--- START OF DATA TO PROCESS ---

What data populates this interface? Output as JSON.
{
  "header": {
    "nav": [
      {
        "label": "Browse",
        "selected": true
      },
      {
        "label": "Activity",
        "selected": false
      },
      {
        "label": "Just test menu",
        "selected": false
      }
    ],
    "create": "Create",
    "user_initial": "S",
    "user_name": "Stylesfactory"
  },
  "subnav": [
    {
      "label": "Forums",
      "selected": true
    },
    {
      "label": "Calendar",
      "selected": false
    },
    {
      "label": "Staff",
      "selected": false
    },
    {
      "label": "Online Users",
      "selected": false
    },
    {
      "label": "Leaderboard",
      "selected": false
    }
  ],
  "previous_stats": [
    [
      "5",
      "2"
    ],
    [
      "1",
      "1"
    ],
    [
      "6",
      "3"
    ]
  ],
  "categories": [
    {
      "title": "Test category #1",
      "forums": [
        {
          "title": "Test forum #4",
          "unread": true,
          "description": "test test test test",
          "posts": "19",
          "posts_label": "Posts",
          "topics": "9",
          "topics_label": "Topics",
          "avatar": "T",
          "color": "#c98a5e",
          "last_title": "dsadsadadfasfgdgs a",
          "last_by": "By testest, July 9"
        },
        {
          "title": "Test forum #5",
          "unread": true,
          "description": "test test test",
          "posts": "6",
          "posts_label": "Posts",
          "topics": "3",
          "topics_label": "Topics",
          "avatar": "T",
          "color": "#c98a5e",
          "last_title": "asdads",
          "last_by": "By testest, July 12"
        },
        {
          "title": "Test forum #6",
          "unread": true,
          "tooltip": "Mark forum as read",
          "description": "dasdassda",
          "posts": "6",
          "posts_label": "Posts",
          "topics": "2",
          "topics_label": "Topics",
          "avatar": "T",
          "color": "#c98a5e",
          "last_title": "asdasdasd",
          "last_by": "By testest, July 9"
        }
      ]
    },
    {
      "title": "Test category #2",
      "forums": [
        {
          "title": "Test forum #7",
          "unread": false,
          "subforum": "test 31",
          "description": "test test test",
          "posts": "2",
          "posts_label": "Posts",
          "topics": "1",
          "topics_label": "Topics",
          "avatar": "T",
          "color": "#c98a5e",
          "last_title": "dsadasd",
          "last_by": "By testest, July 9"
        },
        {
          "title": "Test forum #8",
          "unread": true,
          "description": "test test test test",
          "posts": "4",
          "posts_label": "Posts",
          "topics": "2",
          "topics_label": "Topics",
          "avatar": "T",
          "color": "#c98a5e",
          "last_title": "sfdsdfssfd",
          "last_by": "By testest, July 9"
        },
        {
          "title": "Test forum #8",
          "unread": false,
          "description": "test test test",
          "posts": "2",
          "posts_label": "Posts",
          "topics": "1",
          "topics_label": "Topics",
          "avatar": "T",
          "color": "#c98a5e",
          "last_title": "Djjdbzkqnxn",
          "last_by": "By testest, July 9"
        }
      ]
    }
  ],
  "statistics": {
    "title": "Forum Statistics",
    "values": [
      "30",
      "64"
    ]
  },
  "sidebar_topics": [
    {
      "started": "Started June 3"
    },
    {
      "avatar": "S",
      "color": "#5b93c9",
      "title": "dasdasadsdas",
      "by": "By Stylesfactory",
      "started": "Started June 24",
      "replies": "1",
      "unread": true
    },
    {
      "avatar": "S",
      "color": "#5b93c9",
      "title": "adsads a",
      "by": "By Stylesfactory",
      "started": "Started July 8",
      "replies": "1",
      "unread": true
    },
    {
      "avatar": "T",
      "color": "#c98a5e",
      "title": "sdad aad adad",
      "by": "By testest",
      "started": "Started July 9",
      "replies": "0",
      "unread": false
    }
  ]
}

--- END OF DATA TO PROCESS ---

### WORK TO BE COMPLETED
Check each line above for the word "Started", and copy the lines where it appears.

### RESULT OF THIS TASK
      "started": "Started June 3"
      "started": "Started June 24",
      "started": "Started July 8",
      "started": "Started July 9",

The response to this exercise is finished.